* What you will do: Make an exact copy of the entries below.

Stored items from a collection:
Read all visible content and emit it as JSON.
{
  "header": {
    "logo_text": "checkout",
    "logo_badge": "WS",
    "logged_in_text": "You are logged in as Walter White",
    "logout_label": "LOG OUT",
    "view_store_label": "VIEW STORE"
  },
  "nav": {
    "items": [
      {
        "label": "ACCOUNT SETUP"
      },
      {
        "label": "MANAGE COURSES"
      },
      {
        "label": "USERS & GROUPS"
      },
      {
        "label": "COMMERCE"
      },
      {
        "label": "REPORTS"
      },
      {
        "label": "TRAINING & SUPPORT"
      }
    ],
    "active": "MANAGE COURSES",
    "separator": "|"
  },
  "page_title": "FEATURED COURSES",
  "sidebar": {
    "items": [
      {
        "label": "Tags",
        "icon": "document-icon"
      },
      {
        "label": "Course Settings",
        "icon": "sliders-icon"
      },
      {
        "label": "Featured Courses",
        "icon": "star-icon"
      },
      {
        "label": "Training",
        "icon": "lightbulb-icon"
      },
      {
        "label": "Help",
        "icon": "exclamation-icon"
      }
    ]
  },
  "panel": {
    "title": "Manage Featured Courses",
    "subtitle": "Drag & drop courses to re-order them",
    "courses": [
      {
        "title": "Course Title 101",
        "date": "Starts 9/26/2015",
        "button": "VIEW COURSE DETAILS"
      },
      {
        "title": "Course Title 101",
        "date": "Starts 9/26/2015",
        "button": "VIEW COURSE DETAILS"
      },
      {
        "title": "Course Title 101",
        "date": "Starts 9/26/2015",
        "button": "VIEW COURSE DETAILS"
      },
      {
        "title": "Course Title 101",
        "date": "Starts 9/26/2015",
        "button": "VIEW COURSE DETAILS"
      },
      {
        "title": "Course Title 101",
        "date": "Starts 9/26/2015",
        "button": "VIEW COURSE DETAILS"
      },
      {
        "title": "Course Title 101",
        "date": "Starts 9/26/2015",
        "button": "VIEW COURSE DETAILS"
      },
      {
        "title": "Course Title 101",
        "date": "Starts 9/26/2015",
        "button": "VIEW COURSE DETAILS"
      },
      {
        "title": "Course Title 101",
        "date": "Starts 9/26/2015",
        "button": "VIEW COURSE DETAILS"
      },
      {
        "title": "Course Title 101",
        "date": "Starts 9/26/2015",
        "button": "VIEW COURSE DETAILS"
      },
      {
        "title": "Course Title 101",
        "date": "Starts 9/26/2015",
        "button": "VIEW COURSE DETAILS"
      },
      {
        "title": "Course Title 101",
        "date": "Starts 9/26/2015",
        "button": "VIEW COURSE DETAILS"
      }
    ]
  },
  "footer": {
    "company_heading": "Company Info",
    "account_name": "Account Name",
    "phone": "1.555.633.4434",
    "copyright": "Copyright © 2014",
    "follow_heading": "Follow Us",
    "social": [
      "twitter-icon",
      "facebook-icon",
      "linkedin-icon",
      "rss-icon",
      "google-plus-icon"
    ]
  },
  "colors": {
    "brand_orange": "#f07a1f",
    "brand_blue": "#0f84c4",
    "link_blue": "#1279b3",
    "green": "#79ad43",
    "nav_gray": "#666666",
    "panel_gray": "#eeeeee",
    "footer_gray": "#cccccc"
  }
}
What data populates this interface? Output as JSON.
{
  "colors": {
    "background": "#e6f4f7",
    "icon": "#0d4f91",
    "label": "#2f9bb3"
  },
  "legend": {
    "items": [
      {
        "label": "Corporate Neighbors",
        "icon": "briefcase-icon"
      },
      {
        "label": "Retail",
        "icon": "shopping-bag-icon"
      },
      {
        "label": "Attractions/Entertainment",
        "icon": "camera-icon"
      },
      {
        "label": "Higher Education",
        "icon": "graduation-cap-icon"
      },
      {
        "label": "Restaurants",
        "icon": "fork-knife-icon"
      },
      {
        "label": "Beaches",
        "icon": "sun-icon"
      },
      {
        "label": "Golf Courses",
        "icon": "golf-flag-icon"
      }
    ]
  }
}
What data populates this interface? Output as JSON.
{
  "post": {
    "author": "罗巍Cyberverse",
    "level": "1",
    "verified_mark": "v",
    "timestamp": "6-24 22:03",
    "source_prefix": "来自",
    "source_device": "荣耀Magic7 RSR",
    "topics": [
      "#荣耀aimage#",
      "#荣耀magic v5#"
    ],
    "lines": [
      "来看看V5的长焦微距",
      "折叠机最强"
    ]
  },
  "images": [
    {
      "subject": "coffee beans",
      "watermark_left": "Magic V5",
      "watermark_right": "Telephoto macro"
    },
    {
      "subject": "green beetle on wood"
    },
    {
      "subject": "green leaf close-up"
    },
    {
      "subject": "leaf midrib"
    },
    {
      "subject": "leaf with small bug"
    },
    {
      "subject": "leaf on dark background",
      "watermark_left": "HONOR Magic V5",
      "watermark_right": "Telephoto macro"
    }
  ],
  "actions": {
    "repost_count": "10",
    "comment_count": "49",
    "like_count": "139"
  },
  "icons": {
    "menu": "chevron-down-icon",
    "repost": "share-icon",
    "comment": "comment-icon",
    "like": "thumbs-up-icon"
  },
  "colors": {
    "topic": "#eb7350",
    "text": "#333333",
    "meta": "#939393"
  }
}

* Response to the task:
Read all visible content and emit it as JSON.
{
  "header": {
    "logo_text": "checkout",
    "logo_badge": "WS",
    "logged_in_text": "You are logged in as Walter White",
    "logout_label": "LOG OUT",
    "view_store_label": "VIEW STORE"
  },
  "nav": {
    "items": [
      {
        "label": "ACCOUNT SETUP"
      },
      {
        "label": "MANAGE COURSES"
      },
      {
        "label": "USERS & GROUPS"
      },
      {
        "label": "COMMERCE"
      },
      {
        "label": "REPORTS"
      },
      {
        "label": "TRAINING & SUPPORT"
      }
    ],
    "active": "MANAGE COURSES",
    "separator": "|"
  },
  "page_title": "FEATURED COURSES",
  "sidebar": {
    "items": [
      {
        "label": "Tags",
        "icon": "document-icon"
      },
      {
        "label": "Course Settings",
        "icon": "sliders-icon"
      },
      {
        "label": "Featured Courses",
        "icon": "star-icon"
      },
      {
        "label": "Training",
        "icon": "lightbulb-icon"
      },
      {
        "label": "Help",
        "icon": "exclamation-icon"
      }
    ]
  },
  "panel": {
    "title": "Manage Featured Courses",
    "subtitle": "Drag & drop courses to re-order them",
    "courses": [
      {
        "title": "Course Title 101",
        "date": "Starts 9/26/2015",
        "button": "VIEW COURSE DETAILS"
      },
      {
        "title": "Course Title 101",
        "date": "Starts 9/26/2015",
        "button": "VIEW COURSE DETAILS"
      },
      {
        "title": "Course Title 101",
        "date": "Starts 9/26/2015",
        "button": "VIEW COURSE DETAILS"
      },
      {
        "title": "Course Title 101",
        "date": "Starts 9/26/2015",
        "button": "VIEW COURSE DETAILS"
      },
      {
        "title": "Course Title 101",
        "date": "Starts 9/26/2015",
        "button": "VIEW COURSE DETAILS"
      },
      {
        "title": "Course Title 101",
        "date": "Starts 9/26/2015",
        "button": "VIEW COURSE DETAILS"
      },
      {
        "title": "Course Title 101",
        "date": "Starts 9/26/2015",
        "button": "VIEW COURSE DETAILS"
      },
      {
        "title": "Course Title 101",
        "date": "Starts 9/26/2015",
        "button": "VIEW COURSE DETAILS"
      },
      {
        "title": "Course Title 101",
        "date": "Starts 9/26/2015",
        "button": "VIEW COURSE DETAILS"
      },
      {
        "title": "Course Title 101",
        "date": "Starts 9/26/2015",
        "button": "VIEW COURSE DETAILS"
      },
      {
        "title": "Course Title 101",
        "date": "Starts 9/26/2015",
        "button": "VIEW COURSE DETAILS"
      }
    ]
  },
  "footer": {
    "company_heading": "Company Info",
    "account_name": "Account Name",
    "phone": "1.555.633.4434",
    "copyright": "Copyright © 2014",
    "follow_heading": "Follow Us",
    "social": [
      "twitter-icon",
      "facebook-icon",
      "linkedin-icon",
      "rss-icon",
      "google-plus-icon"
    ]
  },
  "colors": {
    "brand_orange": "#f07a1f",
    "brand_blue": "#0f84c4",
    "link_blue": "#1279b3",
    "green": "#79ad43",
    "nav_gray": "#666666",
    "panel_gray": "#eeeeee",
    "footer_gray": "#cccccc"
  }
}
What data populates this interface? Output as JSON.
{
  "colors": {
    "background": "#e6f4f7",
    "icon": "#0d4f91",
    "label": "#2f9bb3"
  },
  "legend": {
    "items": [
      {
        "label": "Corporate Neighbors",
        "icon": "briefcase-icon"
      },
      {
        "label": "Retail",
        "icon": "shopping-bag-icon"
      },
      {
        "label": "Attractions/Entertainment",
        "icon": "camera-icon"
      },
      {
        "label": "Higher Education",
        "icon": "graduation-cap-icon"
      },
      {
        "label": "Restaurants",
        "icon": "fork-knife-icon"
      },
      {
        "label": "Beaches",
        "icon": "sun-icon"
      },
      {
        "label": "Golf Courses",
        "icon": "golf-flag-icon"
      }
    ]
  }
}
What data populates this interface? Output as JSON.
{
  "post": {
    "author": "罗巍Cyberverse",
    "level": "1",
    "verified_mark": "v",
    "timestamp": "6-24 22:03",
    "source_prefix": "来自",
    "source_device": "荣耀Magic7 RSR",
    "topics": [
      "#荣耀aimage#",
      "#荣耀magic v5#"
    ],
    "lines": [
      "来看看V5的长焦微距",
      "折叠机最强"
    ]
  },
  "images": [
    {
      "subject": "coffee beans",
      "watermark_left": "Magic V5",
      "watermark_right": "Telephoto macro"
    },
    {
      "subject": "green beetle on wood"
    },
    {
      "subject": "green leaf close-up"
    },
    {
      "subject": "leaf midrib"
    },
    {
      "subject": "leaf with small bug"
    },
    {
      "subject": "leaf on dark background",
      "watermark_left": "HONOR Magic V5",
      "watermark_right": "Telephoto macro"
    }
  ],
  "actions": {
    "repost_count": "10",
    "comment_count": "49",
    "like_count": "139"
  },
  "icons": {
    "menu": "chevron-down-icon",
    "repost": "share-icon",
    "comment": "comment-icon",
    "like": "thumbs-up-icon"
  },
  "colors": {
    "topic": "#eb7350",
    "text": "#333333",
    "meta": "#939393"
  }
}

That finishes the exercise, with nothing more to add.